(Stored data)

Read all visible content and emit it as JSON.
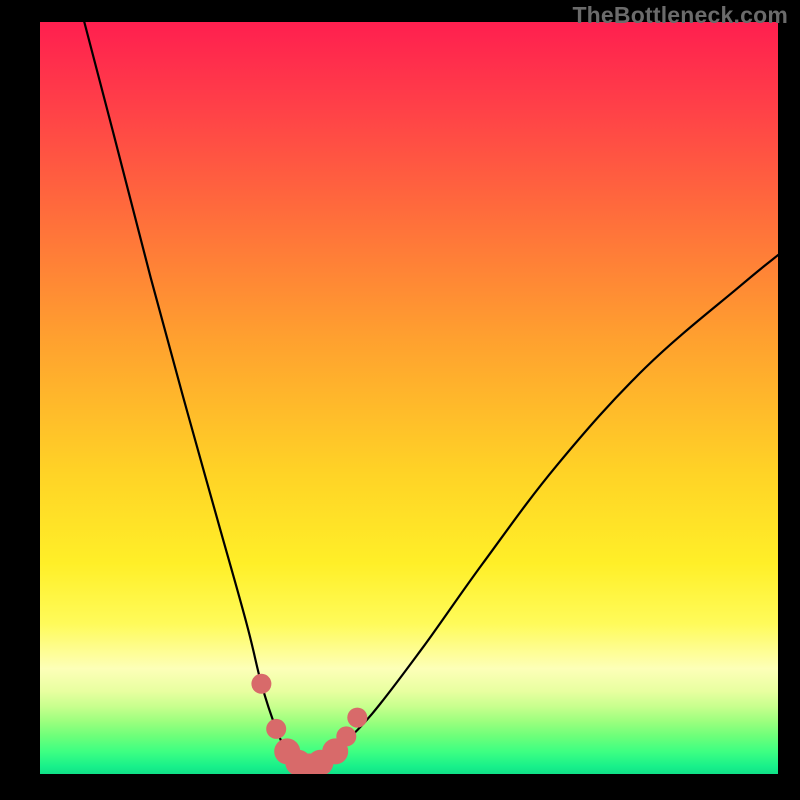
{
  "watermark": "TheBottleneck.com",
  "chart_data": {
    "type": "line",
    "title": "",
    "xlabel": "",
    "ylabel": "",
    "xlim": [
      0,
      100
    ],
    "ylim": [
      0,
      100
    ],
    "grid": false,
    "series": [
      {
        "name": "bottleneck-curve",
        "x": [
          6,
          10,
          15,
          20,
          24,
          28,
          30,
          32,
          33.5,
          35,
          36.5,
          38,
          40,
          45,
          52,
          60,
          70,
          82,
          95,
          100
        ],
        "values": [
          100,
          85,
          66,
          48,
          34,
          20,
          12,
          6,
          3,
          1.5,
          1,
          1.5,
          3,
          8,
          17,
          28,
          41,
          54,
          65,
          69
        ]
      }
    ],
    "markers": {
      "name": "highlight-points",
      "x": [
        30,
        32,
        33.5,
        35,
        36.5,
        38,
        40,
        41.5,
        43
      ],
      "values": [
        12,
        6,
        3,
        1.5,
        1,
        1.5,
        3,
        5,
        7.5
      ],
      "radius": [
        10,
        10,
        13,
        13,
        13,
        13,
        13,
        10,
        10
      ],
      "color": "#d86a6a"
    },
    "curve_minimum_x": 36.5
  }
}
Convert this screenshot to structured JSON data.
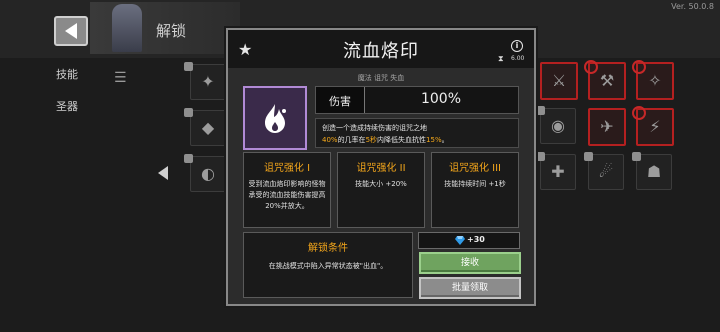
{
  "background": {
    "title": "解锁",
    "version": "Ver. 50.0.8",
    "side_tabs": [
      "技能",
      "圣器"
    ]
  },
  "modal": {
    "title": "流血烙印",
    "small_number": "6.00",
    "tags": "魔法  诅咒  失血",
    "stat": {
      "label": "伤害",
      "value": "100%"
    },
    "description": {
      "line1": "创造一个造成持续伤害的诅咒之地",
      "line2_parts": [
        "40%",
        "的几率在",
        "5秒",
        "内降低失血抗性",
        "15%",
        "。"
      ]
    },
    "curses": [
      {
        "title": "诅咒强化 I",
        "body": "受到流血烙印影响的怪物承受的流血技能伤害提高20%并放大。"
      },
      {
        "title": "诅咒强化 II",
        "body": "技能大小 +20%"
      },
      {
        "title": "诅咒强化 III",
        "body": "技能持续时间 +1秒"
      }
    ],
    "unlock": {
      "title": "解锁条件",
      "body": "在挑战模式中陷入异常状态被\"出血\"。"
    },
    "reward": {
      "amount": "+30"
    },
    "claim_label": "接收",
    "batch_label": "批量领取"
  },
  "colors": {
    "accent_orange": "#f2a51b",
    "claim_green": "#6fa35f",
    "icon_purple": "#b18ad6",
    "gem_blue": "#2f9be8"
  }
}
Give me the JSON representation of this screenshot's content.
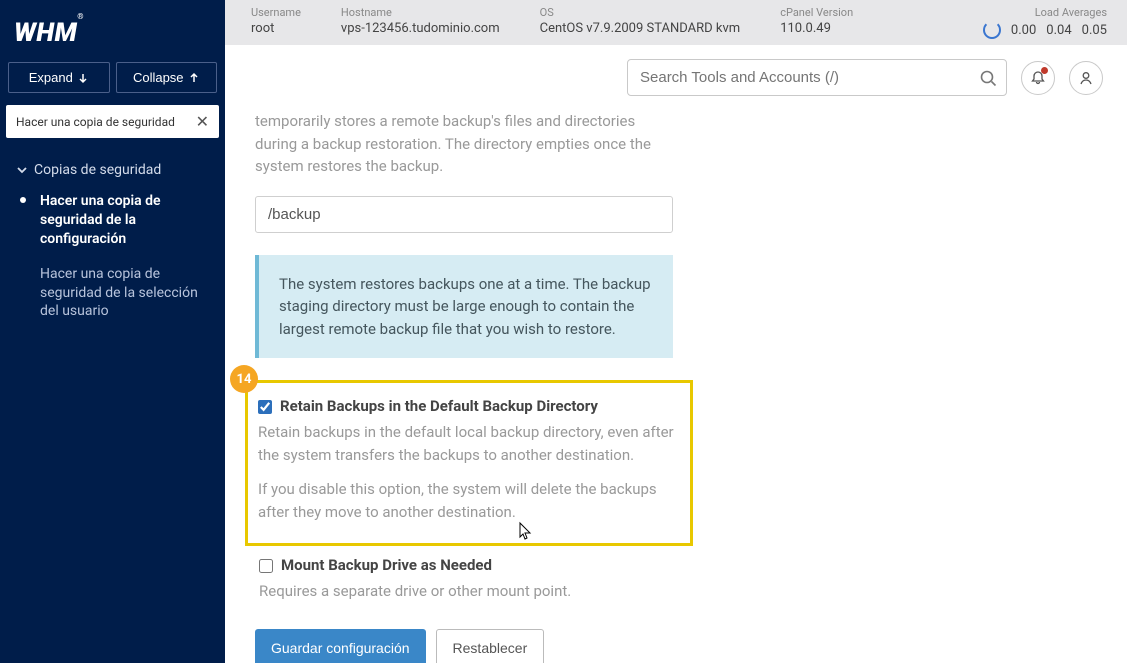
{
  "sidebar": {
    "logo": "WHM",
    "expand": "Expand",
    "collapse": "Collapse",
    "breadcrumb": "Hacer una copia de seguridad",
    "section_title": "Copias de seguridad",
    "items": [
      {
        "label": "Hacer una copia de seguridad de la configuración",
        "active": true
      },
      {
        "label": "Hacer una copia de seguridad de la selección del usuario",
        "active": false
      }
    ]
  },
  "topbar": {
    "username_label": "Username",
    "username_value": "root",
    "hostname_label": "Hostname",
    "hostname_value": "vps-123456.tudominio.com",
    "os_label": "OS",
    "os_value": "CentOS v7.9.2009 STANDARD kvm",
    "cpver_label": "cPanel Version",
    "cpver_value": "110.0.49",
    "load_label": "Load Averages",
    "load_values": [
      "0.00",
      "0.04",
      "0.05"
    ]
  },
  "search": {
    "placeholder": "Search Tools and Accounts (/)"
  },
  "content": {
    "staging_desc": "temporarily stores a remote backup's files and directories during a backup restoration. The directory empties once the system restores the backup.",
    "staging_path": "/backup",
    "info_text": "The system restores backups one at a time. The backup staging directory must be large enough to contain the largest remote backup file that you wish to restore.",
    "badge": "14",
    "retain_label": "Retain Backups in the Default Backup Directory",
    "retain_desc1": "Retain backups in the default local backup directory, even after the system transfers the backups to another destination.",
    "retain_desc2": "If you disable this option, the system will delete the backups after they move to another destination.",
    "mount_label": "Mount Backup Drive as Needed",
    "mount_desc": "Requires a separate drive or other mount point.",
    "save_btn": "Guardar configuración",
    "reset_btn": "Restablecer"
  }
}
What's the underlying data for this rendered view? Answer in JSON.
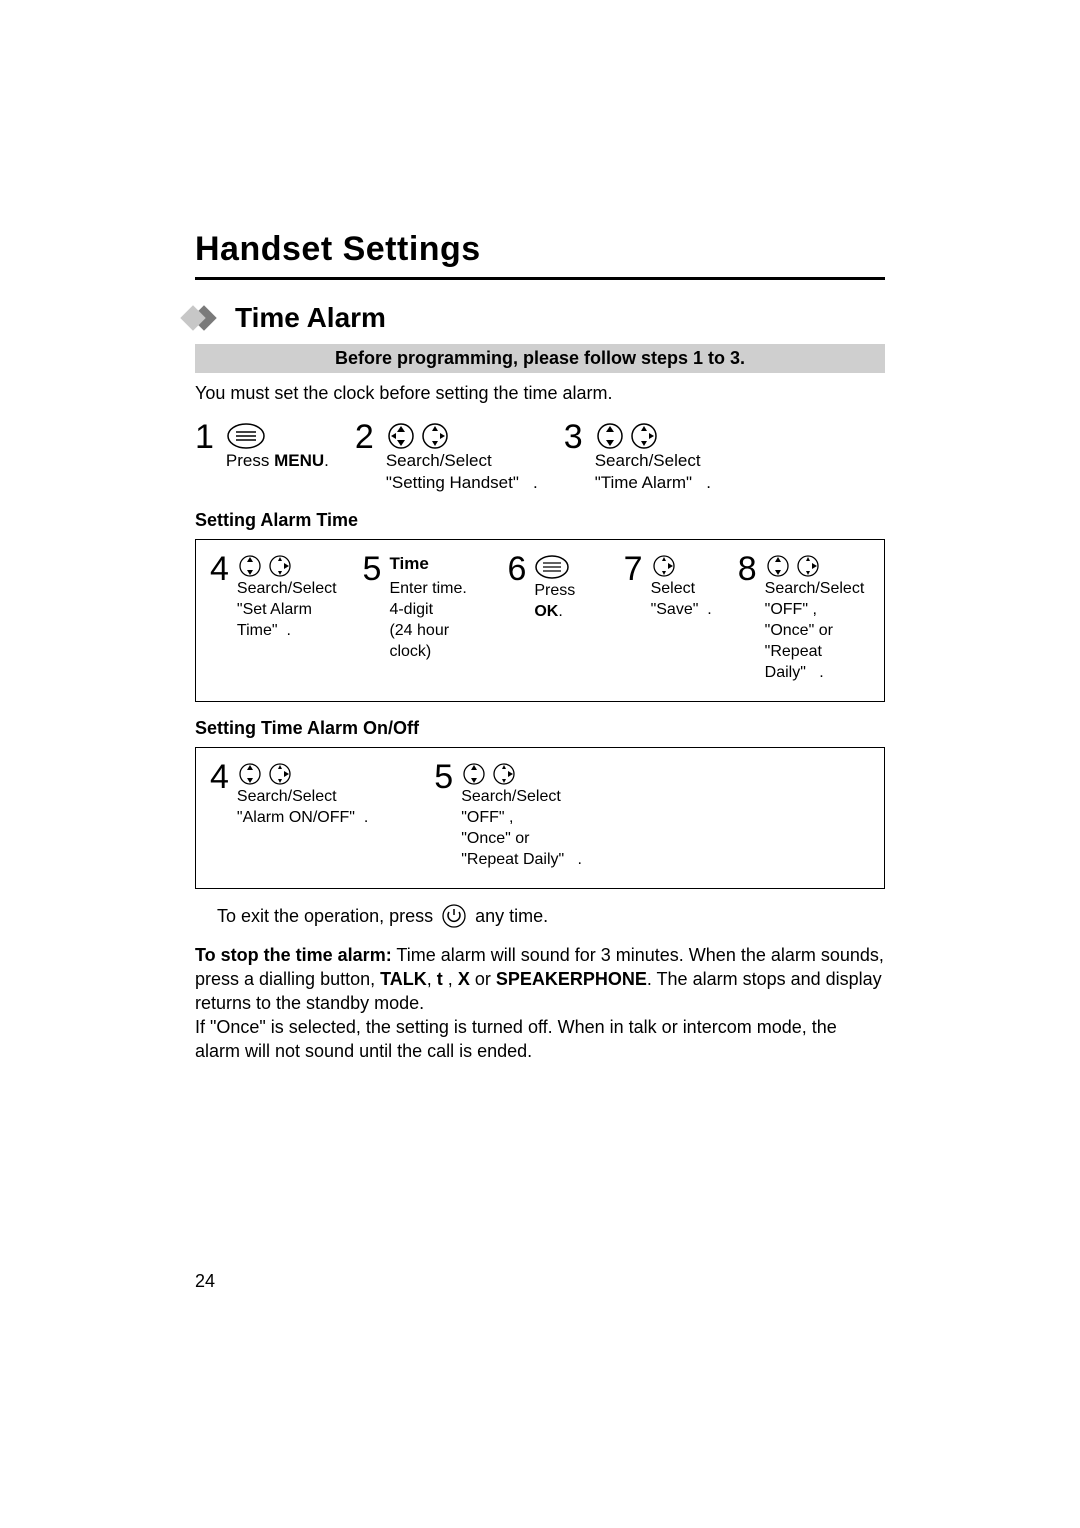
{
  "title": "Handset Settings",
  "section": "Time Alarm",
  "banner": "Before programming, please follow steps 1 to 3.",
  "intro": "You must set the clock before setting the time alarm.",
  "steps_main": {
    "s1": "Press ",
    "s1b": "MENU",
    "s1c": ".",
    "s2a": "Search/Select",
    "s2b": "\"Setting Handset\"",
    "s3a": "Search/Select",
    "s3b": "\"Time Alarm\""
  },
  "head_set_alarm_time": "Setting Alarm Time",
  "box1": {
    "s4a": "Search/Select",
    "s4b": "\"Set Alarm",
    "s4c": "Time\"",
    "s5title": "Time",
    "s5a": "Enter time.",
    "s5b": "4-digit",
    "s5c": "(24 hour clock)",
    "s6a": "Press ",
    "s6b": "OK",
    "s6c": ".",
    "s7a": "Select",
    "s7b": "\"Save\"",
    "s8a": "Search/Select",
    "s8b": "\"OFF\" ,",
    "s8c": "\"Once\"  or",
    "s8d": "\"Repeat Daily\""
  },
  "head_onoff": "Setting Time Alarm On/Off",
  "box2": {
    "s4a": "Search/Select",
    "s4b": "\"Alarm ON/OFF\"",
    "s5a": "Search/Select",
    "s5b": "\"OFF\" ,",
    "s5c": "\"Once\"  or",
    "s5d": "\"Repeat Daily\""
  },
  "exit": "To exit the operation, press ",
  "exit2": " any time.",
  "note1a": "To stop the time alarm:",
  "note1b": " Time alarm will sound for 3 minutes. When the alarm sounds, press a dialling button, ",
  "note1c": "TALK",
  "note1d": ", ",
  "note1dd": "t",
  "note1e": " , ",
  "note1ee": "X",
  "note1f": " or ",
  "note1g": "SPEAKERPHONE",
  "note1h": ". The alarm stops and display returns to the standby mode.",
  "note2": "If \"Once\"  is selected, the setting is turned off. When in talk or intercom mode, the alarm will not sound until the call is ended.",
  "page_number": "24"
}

WRITTEN TASK
Omit all pictures while transcribing the entries verbatim.

THE RESPONSE
Read all visible content and emit it as JSON.
{
  "watermark": "TheBottleneck.com",
  "chart_data": {
    "type": "line",
    "title": "",
    "xlabel": "",
    "ylabel": "",
    "xlim": [
      0,
      100
    ],
    "ylim": [
      0,
      100
    ],
    "grid": false,
    "series": [
      {
        "name": "bottleneck-curve",
        "x": [
          6,
          10,
          15,
          20,
          24,
          28,
          30,
          32,
          33.5,
          35,
          36.5,
          38,
          40,
          45,
          52,
          60,
          70,
          82,
          95,
          100
        ],
        "values": [
          100,
          85,
          66,
          48,
          34,
          20,
          12,
          6,
          3,
          1.5,
          1,
          1.5,
          3,
          8,
          17,
          28,
          41,
          54,
          65,
          69
        ]
      }
    ],
    "markers": {
      "name": "highlight-points",
      "x": [
        30,
        32,
        33.5,
        35,
        36.5,
        38,
        40,
        41.5,
        43
      ],
      "values": [
        12,
        6,
        3,
        1.5,
        1,
        1.5,
        3,
        5,
        7.5
      ],
      "radius": [
        10,
        10,
        13,
        13,
        13,
        13,
        13,
        10,
        10
      ],
      "color": "#d86a6a"
    },
    "curve_minimum_x": 36.5
  }
}
Convert this screenshot to structured JSON data.
{
  "background": {
    "title": "解锁",
    "version": "Ver. 50.0.8",
    "side_tabs": [
      "技能",
      "圣器"
    ]
  },
  "modal": {
    "title": "流血烙印",
    "small_number": "6.00",
    "tags": "魔法  诅咒  失血",
    "stat": {
      "label": "伤害",
      "value": "100%"
    },
    "description": {
      "line1": "创造一个造成持续伤害的诅咒之地",
      "line2_parts": [
        "40%",
        "的几率在",
        "5秒",
        "内降低失血抗性",
        "15%",
        "。"
      ]
    },
    "curses": [
      {
        "title": "诅咒强化 I",
        "body": "受到流血烙印影响的怪物承受的流血技能伤害提高20%并放大。"
      },
      {
        "title": "诅咒强化 II",
        "body": "技能大小 +20%"
      },
      {
        "title": "诅咒强化 III",
        "body": "技能持续时间 +1秒"
      }
    ],
    "unlock": {
      "title": "解锁条件",
      "body": "在挑战模式中陷入异常状态被\"出血\"。"
    },
    "reward": {
      "amount": "+30"
    },
    "claim_label": "接收",
    "batch_label": "批量领取"
  },
  "colors": {
    "accent_orange": "#f2a51b",
    "claim_green": "#6fa35f",
    "icon_purple": "#b18ad6",
    "gem_blue": "#2f9be8"
  }
}
Give me the JSON representation of this screenshot's content.
{
  "sidebar": {
    "logo": "WHM",
    "expand": "Expand",
    "collapse": "Collapse",
    "breadcrumb": "Hacer una copia de seguridad",
    "section_title": "Copias de seguridad",
    "items": [
      {
        "label": "Hacer una copia de seguridad de la configuración",
        "active": true
      },
      {
        "label": "Hacer una copia de seguridad de la selección del usuario",
        "active": false
      }
    ]
  },
  "topbar": {
    "username_label": "Username",
    "username_value": "root",
    "hostname_label": "Hostname",
    "hostname_value": "vps-123456.tudominio.com",
    "os_label": "OS",
    "os_value": "CentOS v7.9.2009 STANDARD kvm",
    "cpver_label": "cPanel Version",
    "cpver_value": "110.0.49",
    "load_label": "Load Averages",
    "load_values": [
      "0.00",
      "0.04",
      "0.05"
    ]
  },
  "search": {
    "placeholder": "Search Tools and Accounts (/)"
  },
  "content": {
    "staging_desc": "temporarily stores a remote backup's files and directories during a backup restoration. The directory empties once the system restores the backup.",
    "staging_path": "/backup",
    "info_text": "The system restores backups one at a time. The backup staging directory must be large enough to contain the largest remote backup file that you wish to restore.",
    "badge": "14",
    "retain_label": "Retain Backups in the Default Backup Directory",
    "retain_desc1": "Retain backups in the default local backup directory, even after the system transfers the backups to another destination.",
    "retain_desc2": "If you disable this option, the system will delete the backups after they move to another destination.",
    "mount_label": "Mount Backup Drive as Needed",
    "mount_desc": "Requires a separate drive or other mount point.",
    "save_btn": "Guardar configuración",
    "reset_btn": "Restablecer"
  }
}
What's the underlying data for this rendered view? Answer in JSON.
{
  "title": "Handset Settings",
  "section": "Time Alarm",
  "banner": "Before programming, please follow steps 1 to 3.",
  "intro": "You must set the clock before setting the time alarm.",
  "steps_main": {
    "s1": "Press ",
    "s1b": "MENU",
    "s1c": ".",
    "s2a": "Search/Select",
    "s2b": "\"Setting Handset\"",
    "s3a": "Search/Select",
    "s3b": "\"Time Alarm\""
  },
  "head_set_alarm_time": "Setting Alarm Time",
  "box1": {
    "s4a": "Search/Select",
    "s4b": "\"Set Alarm",
    "s4c": "Time\"",
    "s5title": "Time",
    "s5a": "Enter time.",
    "s5b": "4-digit",
    "s5c": "(24 hour clock)",
    "s6a": "Press ",
    "s6b": "OK",
    "s6c": ".",
    "s7a": "Select",
    "s7b": "\"Save\"",
    "s8a": "Search/Select",
    "s8b": "\"OFF\" ,",
    "s8c": "\"Once\"  or",
    "s8d": "\"Repeat Daily\""
  },
  "head_onoff": "Setting Time Alarm On/Off",
  "box2": {
    "s4a": "Search/Select",
    "s4b": "\"Alarm ON/OFF\"",
    "s5a": "Search/Select",
    "s5b": "\"OFF\" ,",
    "s5c": "\"Once\"  or",
    "s5d": "\"Repeat Daily\""
  },
  "exit": "To exit the operation, press ",
  "exit2": " any time.",
  "note1a": "To stop the time alarm:",
  "note1b": " Time alarm will sound for 3 minutes. When the alarm sounds, press a dialling button, ",
  "note1c": "TALK",
  "note1d": ", ",
  "note1dd": "t",
  "note1e": " , ",
  "note1ee": "X",
  "note1f": " or ",
  "note1g": "SPEAKERPHONE",
  "note1h": ". The alarm stops and display returns to the standby mode.",
  "note2": "If \"Once\"  is selected, the setting is turned off. When in talk or intercom mode, the alarm will not sound until the call is ended.",
  "page_number": "24"
}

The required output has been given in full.